## Your instructions
In the entries below, find every line holding the string "content" and collect it.

## The records

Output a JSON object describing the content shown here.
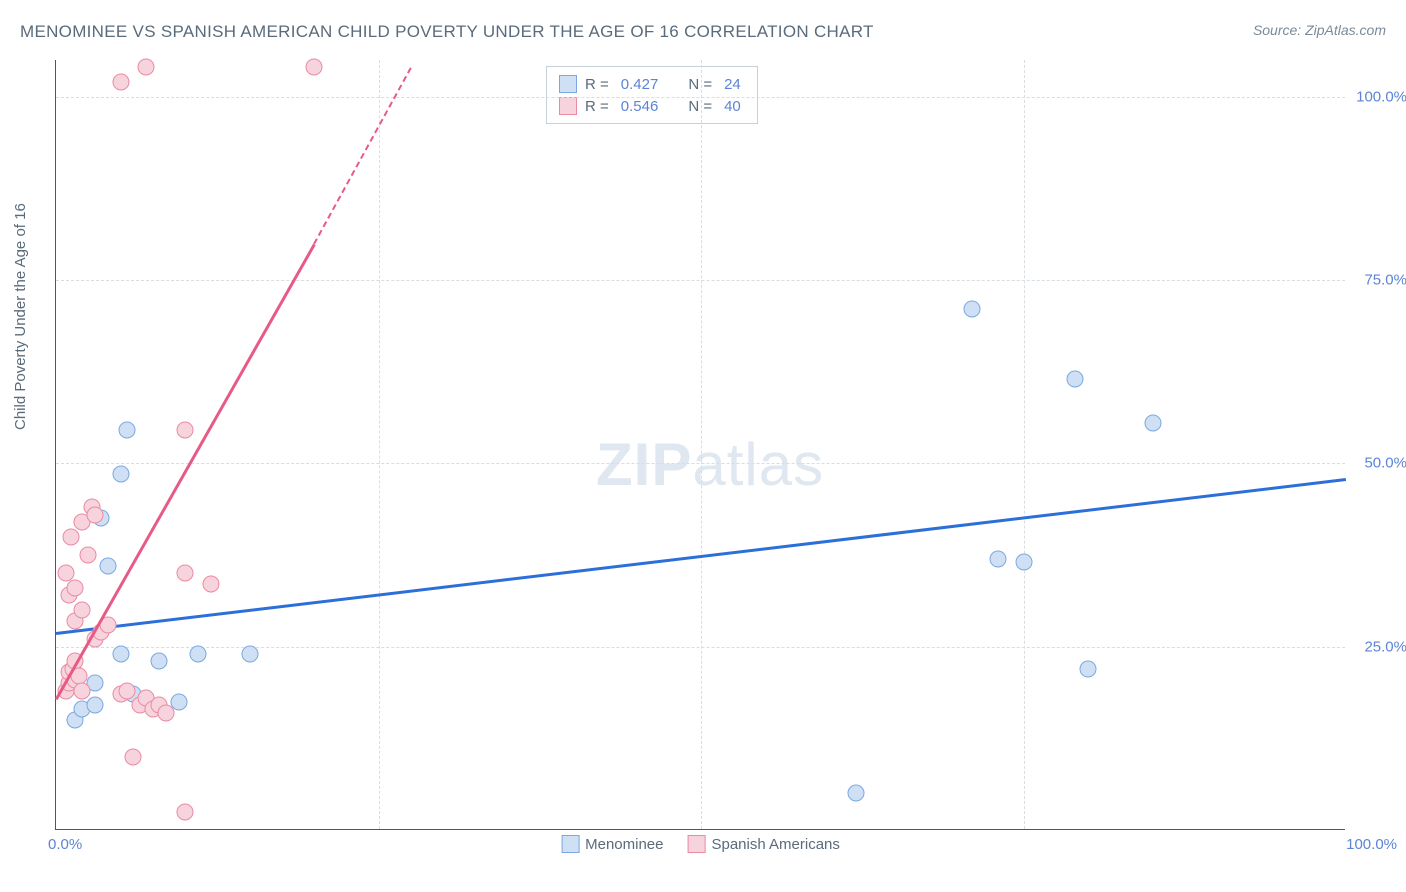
{
  "title": "MENOMINEE VS SPANISH AMERICAN CHILD POVERTY UNDER THE AGE OF 16 CORRELATION CHART",
  "source": "Source: ZipAtlas.com",
  "ylabel": "Child Poverty Under the Age of 16",
  "watermark_bold": "ZIP",
  "watermark_light": "atlas",
  "chart": {
    "type": "scatter",
    "xlim": [
      0,
      100
    ],
    "ylim": [
      0,
      105
    ],
    "xticks": [
      0,
      25,
      50,
      75,
      100
    ],
    "yticks": [
      25,
      50,
      75,
      100
    ],
    "xtick_labels": [
      "0.0%",
      "",
      "",
      "",
      "100.0%"
    ],
    "ytick_labels": [
      "25.0%",
      "50.0%",
      "75.0%",
      "100.0%"
    ],
    "grid_color": "#d8dde2",
    "axis_color": "#555555",
    "background_color": "#ffffff",
    "tick_label_color": "#5b84d6"
  },
  "series": [
    {
      "name": "Menominee",
      "marker_fill": "#cfe0f4",
      "marker_stroke": "#7aa8e0",
      "line_color": "#2b6fd8",
      "R": "0.427",
      "N": "24",
      "trend": {
        "x1": 0,
        "y1": 27,
        "x2": 100,
        "y2": 48
      },
      "points": [
        [
          1.5,
          15
        ],
        [
          2,
          16.5
        ],
        [
          3,
          17
        ],
        [
          3,
          20
        ],
        [
          5,
          24
        ],
        [
          6,
          18.5
        ],
        [
          8,
          23
        ],
        [
          9.5,
          17.5
        ],
        [
          11,
          24
        ],
        [
          4,
          36
        ],
        [
          3.5,
          42.5
        ],
        [
          5,
          48.5
        ],
        [
          5.5,
          54.5
        ],
        [
          15,
          24
        ],
        [
          62,
          5
        ],
        [
          73,
          37
        ],
        [
          75,
          36.5
        ],
        [
          71,
          71
        ],
        [
          79,
          61.5
        ],
        [
          80,
          22
        ],
        [
          85,
          55.5
        ]
      ]
    },
    {
      "name": "Spanish Americans",
      "marker_fill": "#f7d4dd",
      "marker_stroke": "#ea8aa3",
      "line_color": "#e85a86",
      "R": "0.546",
      "N": "40",
      "trend": {
        "x1": 0,
        "y1": 18,
        "x2": 20,
        "y2": 80
      },
      "trend_dash": {
        "x1": 20,
        "y1": 80,
        "x2": 27.5,
        "y2": 104
      },
      "points": [
        [
          0.8,
          19
        ],
        [
          1,
          20
        ],
        [
          1,
          21.5
        ],
        [
          1.3,
          22
        ],
        [
          1.5,
          20.5
        ],
        [
          1.5,
          23
        ],
        [
          1.8,
          21
        ],
        [
          1.5,
          28.5
        ],
        [
          2,
          30
        ],
        [
          1,
          32
        ],
        [
          1.5,
          33
        ],
        [
          0.8,
          35
        ],
        [
          2.5,
          37.5
        ],
        [
          1.2,
          40
        ],
        [
          2,
          42
        ],
        [
          2.8,
          44
        ],
        [
          3,
          43
        ],
        [
          2,
          19
        ],
        [
          3,
          26
        ],
        [
          3.5,
          27
        ],
        [
          4,
          28
        ],
        [
          5,
          18.5
        ],
        [
          5.5,
          19
        ],
        [
          6,
          10
        ],
        [
          6.5,
          17
        ],
        [
          7,
          18
        ],
        [
          7.5,
          16.5
        ],
        [
          8,
          17
        ],
        [
          8.5,
          16
        ],
        [
          10,
          54.5
        ],
        [
          10,
          35
        ],
        [
          12,
          33.5
        ],
        [
          5,
          102
        ],
        [
          7,
          104
        ],
        [
          20,
          104
        ],
        [
          10,
          2.5
        ]
      ]
    }
  ],
  "legend_top": {
    "rows": [
      {
        "swatch_fill": "#cfe0f4",
        "swatch_stroke": "#7aa8e0",
        "R": "0.427",
        "N": "24"
      },
      {
        "swatch_fill": "#f7d4dd",
        "swatch_stroke": "#ea8aa3",
        "R": "0.546",
        "N": "40"
      }
    ],
    "R_label": "R =",
    "N_label": "N ="
  },
  "legend_bottom": [
    {
      "label": "Menominee",
      "fill": "#cfe0f4",
      "stroke": "#7aa8e0"
    },
    {
      "label": "Spanish Americans",
      "fill": "#f7d4dd",
      "stroke": "#ea8aa3"
    }
  ]
}
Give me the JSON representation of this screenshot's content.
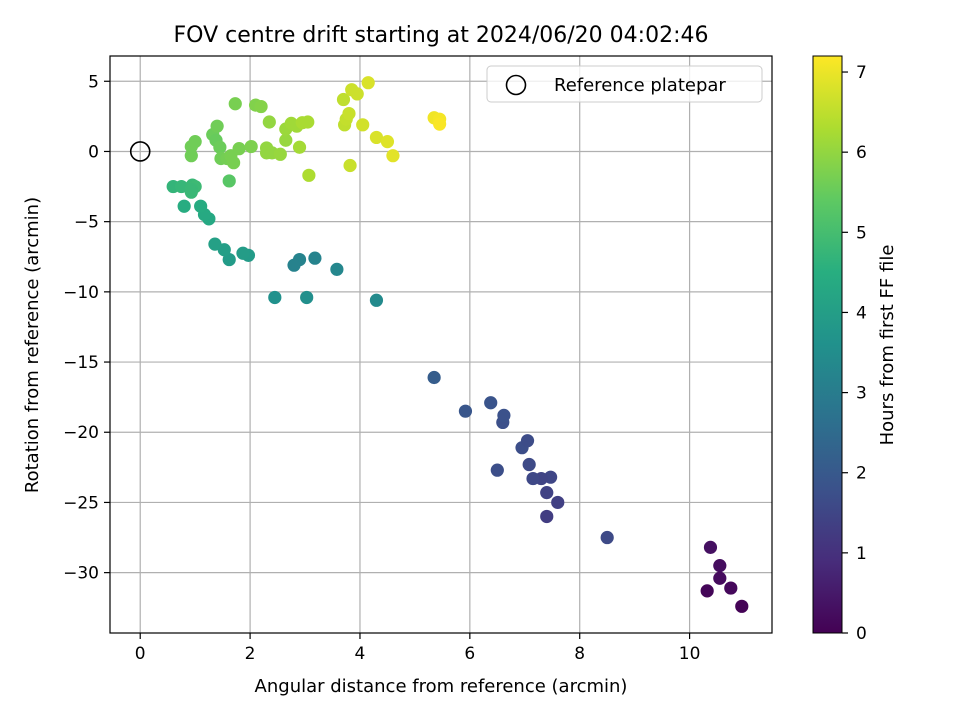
{
  "chart_data": {
    "type": "scatter",
    "title": "FOV centre drift starting at 2024/06/20 04:02:46",
    "xlabel": "Angular distance from reference (arcmin)",
    "ylabel": "Rotation from reference (arcmin)",
    "xlim": [
      -0.55,
      11.5
    ],
    "ylim": [
      -34.3,
      6.8
    ],
    "x_ticks": [
      0,
      2,
      4,
      6,
      8,
      10
    ],
    "y_ticks": [
      5,
      0,
      -5,
      -10,
      -15,
      -20,
      -25,
      -30
    ],
    "grid": true,
    "legend": {
      "position": "top-right",
      "entries": [
        {
          "label": "Reference platepar",
          "marker": "open-circle"
        }
      ]
    },
    "reference_point": {
      "x": 0,
      "y": 0
    },
    "colorbar": {
      "label": "Hours from first FF file",
      "min": 0,
      "max": 7.2,
      "ticks": [
        0,
        1,
        2,
        3,
        4,
        5,
        6,
        7
      ],
      "colormap": "viridis"
    },
    "points": [
      {
        "x": 10.38,
        "y": -28.2,
        "c": 0.3
      },
      {
        "x": 10.55,
        "y": -29.5,
        "c": 0.25
      },
      {
        "x": 10.55,
        "y": -30.4,
        "c": 0.2
      },
      {
        "x": 10.75,
        "y": -31.1,
        "c": 0.15
      },
      {
        "x": 10.32,
        "y": -31.3,
        "c": 0.1
      },
      {
        "x": 10.95,
        "y": -32.4,
        "c": 0.05
      },
      {
        "x": 8.5,
        "y": -27.5,
        "c": 1.6
      },
      {
        "x": 7.6,
        "y": -25.0,
        "c": 1.35
      },
      {
        "x": 7.4,
        "y": -26.0,
        "c": 1.3
      },
      {
        "x": 7.4,
        "y": -24.3,
        "c": 1.4
      },
      {
        "x": 7.47,
        "y": -23.2,
        "c": 1.5
      },
      {
        "x": 7.3,
        "y": -23.3,
        "c": 1.45
      },
      {
        "x": 7.15,
        "y": -23.3,
        "c": 1.55
      },
      {
        "x": 7.08,
        "y": -22.3,
        "c": 1.6
      },
      {
        "x": 6.95,
        "y": -21.1,
        "c": 1.7
      },
      {
        "x": 7.05,
        "y": -20.6,
        "c": 1.65
      },
      {
        "x": 6.6,
        "y": -19.3,
        "c": 1.75
      },
      {
        "x": 6.62,
        "y": -18.8,
        "c": 1.8
      },
      {
        "x": 6.5,
        "y": -22.7,
        "c": 1.7
      },
      {
        "x": 6.38,
        "y": -17.9,
        "c": 1.85
      },
      {
        "x": 5.92,
        "y": -18.5,
        "c": 1.9
      },
      {
        "x": 5.35,
        "y": -16.1,
        "c": 2.1
      },
      {
        "x": 4.3,
        "y": -10.6,
        "c": 3.4
      },
      {
        "x": 3.58,
        "y": -8.4,
        "c": 3.3
      },
      {
        "x": 3.18,
        "y": -7.6,
        "c": 3.2
      },
      {
        "x": 2.9,
        "y": -7.7,
        "c": 3.2
      },
      {
        "x": 2.8,
        "y": -8.1,
        "c": 3.15
      },
      {
        "x": 3.03,
        "y": -10.4,
        "c": 3.55
      },
      {
        "x": 2.45,
        "y": -10.4,
        "c": 3.6
      },
      {
        "x": 1.97,
        "y": -7.4,
        "c": 3.9
      },
      {
        "x": 1.87,
        "y": -7.25,
        "c": 3.95
      },
      {
        "x": 1.62,
        "y": -7.7,
        "c": 3.9
      },
      {
        "x": 1.53,
        "y": -7.0,
        "c": 4.0
      },
      {
        "x": 1.36,
        "y": -6.6,
        "c": 4.05
      },
      {
        "x": 1.25,
        "y": -4.8,
        "c": 4.3
      },
      {
        "x": 1.17,
        "y": -4.5,
        "c": 4.35
      },
      {
        "x": 1.1,
        "y": -3.9,
        "c": 4.4
      },
      {
        "x": 0.8,
        "y": -3.9,
        "c": 4.45
      },
      {
        "x": 0.6,
        "y": -2.5,
        "c": 4.7
      },
      {
        "x": 0.75,
        "y": -2.5,
        "c": 4.75
      },
      {
        "x": 0.95,
        "y": -2.4,
        "c": 4.8
      },
      {
        "x": 1.0,
        "y": -2.5,
        "c": 4.85
      },
      {
        "x": 0.93,
        "y": -2.7,
        "c": 4.8
      },
      {
        "x": 0.93,
        "y": -2.9,
        "c": 4.8
      },
      {
        "x": 1.62,
        "y": -2.1,
        "c": 5.3
      },
      {
        "x": 0.93,
        "y": -0.3,
        "c": 5.6
      },
      {
        "x": 0.93,
        "y": 0.35,
        "c": 5.6
      },
      {
        "x": 1.0,
        "y": 0.7,
        "c": 5.6
      },
      {
        "x": 1.32,
        "y": 1.2,
        "c": 5.55
      },
      {
        "x": 1.4,
        "y": 1.8,
        "c": 5.6
      },
      {
        "x": 1.38,
        "y": 0.8,
        "c": 5.5
      },
      {
        "x": 1.45,
        "y": 0.3,
        "c": 5.55
      },
      {
        "x": 1.47,
        "y": -0.5,
        "c": 5.6
      },
      {
        "x": 1.58,
        "y": -0.5,
        "c": 5.65
      },
      {
        "x": 1.65,
        "y": -0.3,
        "c": 5.7
      },
      {
        "x": 1.7,
        "y": -0.8,
        "c": 5.7
      },
      {
        "x": 1.8,
        "y": 0.2,
        "c": 5.7
      },
      {
        "x": 2.02,
        "y": 0.35,
        "c": 5.75
      },
      {
        "x": 1.73,
        "y": 3.4,
        "c": 5.7
      },
      {
        "x": 2.1,
        "y": 3.3,
        "c": 5.8
      },
      {
        "x": 2.2,
        "y": 3.2,
        "c": 5.85
      },
      {
        "x": 2.3,
        "y": 0.25,
        "c": 6.0
      },
      {
        "x": 2.3,
        "y": -0.1,
        "c": 6.0
      },
      {
        "x": 2.4,
        "y": -0.1,
        "c": 6.0
      },
      {
        "x": 2.35,
        "y": 2.1,
        "c": 6.0
      },
      {
        "x": 2.55,
        "y": -0.2,
        "c": 6.05
      },
      {
        "x": 2.65,
        "y": 0.8,
        "c": 6.05
      },
      {
        "x": 2.65,
        "y": 1.6,
        "c": 6.1
      },
      {
        "x": 2.75,
        "y": 2.0,
        "c": 6.15
      },
      {
        "x": 2.85,
        "y": 1.8,
        "c": 6.15
      },
      {
        "x": 2.9,
        "y": 0.3,
        "c": 6.2
      },
      {
        "x": 2.95,
        "y": 2.05,
        "c": 6.25
      },
      {
        "x": 3.05,
        "y": 2.1,
        "c": 6.25
      },
      {
        "x": 3.07,
        "y": -1.7,
        "c": 6.3
      },
      {
        "x": 3.7,
        "y": 3.7,
        "c": 6.5
      },
      {
        "x": 3.72,
        "y": 1.9,
        "c": 6.5
      },
      {
        "x": 3.75,
        "y": 2.3,
        "c": 6.55
      },
      {
        "x": 3.8,
        "y": 2.7,
        "c": 6.6
      },
      {
        "x": 3.85,
        "y": 4.4,
        "c": 6.65
      },
      {
        "x": 3.82,
        "y": -1.0,
        "c": 6.6
      },
      {
        "x": 3.95,
        "y": 4.1,
        "c": 6.65
      },
      {
        "x": 4.05,
        "y": 1.9,
        "c": 6.7
      },
      {
        "x": 4.15,
        "y": 4.9,
        "c": 6.8
      },
      {
        "x": 4.3,
        "y": 1.0,
        "c": 6.8
      },
      {
        "x": 4.5,
        "y": 0.7,
        "c": 6.85
      },
      {
        "x": 4.6,
        "y": -0.3,
        "c": 6.9
      },
      {
        "x": 5.35,
        "y": 2.4,
        "c": 7.05
      },
      {
        "x": 5.45,
        "y": 2.3,
        "c": 7.1
      },
      {
        "x": 5.45,
        "y": 1.95,
        "c": 7.15
      }
    ]
  }
}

## Problem solution
Output a JSON object describing the content shown here.
Give me the JSON representation of this screenshot's content.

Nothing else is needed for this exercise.